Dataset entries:
==*==

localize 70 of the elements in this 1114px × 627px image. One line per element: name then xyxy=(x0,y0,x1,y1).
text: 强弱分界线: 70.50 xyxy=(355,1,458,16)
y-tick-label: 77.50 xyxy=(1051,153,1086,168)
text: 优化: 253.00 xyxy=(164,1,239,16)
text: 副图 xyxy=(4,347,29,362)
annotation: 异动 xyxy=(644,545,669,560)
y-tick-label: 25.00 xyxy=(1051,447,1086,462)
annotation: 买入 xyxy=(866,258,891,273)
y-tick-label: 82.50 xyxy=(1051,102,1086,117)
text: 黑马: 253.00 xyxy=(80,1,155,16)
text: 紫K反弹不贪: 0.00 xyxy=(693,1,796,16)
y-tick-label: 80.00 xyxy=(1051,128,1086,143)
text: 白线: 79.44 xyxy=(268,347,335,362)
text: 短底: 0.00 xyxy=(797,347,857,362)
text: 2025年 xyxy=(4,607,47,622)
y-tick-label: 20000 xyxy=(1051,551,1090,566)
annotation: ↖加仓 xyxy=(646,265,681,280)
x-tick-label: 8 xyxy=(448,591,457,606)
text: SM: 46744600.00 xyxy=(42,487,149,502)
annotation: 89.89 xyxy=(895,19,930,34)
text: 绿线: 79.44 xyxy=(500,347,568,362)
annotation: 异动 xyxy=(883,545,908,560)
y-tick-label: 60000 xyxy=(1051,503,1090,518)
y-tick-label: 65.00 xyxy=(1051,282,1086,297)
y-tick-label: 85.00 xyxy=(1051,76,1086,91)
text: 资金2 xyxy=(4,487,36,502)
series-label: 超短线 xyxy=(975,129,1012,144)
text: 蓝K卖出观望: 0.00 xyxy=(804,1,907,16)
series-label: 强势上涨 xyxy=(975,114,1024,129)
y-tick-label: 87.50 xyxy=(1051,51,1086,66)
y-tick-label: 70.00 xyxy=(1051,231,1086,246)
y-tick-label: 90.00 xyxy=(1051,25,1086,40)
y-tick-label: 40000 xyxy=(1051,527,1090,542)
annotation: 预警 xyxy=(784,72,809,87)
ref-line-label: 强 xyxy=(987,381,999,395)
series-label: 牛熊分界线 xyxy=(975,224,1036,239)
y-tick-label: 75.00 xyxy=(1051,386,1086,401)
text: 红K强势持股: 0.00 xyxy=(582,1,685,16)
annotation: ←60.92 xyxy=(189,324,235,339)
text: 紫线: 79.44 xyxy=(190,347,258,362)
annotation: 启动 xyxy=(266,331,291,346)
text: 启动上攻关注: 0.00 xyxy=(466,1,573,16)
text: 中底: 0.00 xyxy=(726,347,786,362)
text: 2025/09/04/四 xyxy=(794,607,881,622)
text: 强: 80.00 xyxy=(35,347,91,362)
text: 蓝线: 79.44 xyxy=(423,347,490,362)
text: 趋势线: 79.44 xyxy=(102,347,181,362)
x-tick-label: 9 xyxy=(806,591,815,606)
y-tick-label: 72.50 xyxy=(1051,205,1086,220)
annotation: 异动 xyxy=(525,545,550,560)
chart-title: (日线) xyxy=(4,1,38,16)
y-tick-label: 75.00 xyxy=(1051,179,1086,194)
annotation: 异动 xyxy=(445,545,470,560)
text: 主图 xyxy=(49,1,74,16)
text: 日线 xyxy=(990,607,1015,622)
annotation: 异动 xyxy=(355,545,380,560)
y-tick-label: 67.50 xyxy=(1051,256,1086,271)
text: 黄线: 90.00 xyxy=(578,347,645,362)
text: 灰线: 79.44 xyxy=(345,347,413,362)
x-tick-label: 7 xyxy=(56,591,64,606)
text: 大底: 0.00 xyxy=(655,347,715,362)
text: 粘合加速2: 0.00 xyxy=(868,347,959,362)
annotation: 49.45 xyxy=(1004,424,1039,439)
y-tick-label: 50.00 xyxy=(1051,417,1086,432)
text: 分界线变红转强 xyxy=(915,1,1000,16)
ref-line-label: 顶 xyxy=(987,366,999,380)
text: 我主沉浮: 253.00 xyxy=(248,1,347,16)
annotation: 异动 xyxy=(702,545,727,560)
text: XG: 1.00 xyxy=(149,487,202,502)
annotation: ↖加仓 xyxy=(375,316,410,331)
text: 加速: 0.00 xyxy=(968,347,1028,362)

==*==

▶ _Task directions_: Reproduce verbatim the lines from the start of the material through the line containing "annotation: 异动 xyxy=(644,545,669,560)", both included.

▶ _Full response_:
localize 70 of the elements in this 1114px × 627px image. One line per element: name then xyxy=(x0,y0,x1,y1).
text: 强弱分界线: 70.50 xyxy=(355,1,458,16)
y-tick-label: 77.50 xyxy=(1051,153,1086,168)
text: 优化: 253.00 xyxy=(164,1,239,16)
text: 副图 xyxy=(4,347,29,362)
annotation: 异动 xyxy=(644,545,669,560)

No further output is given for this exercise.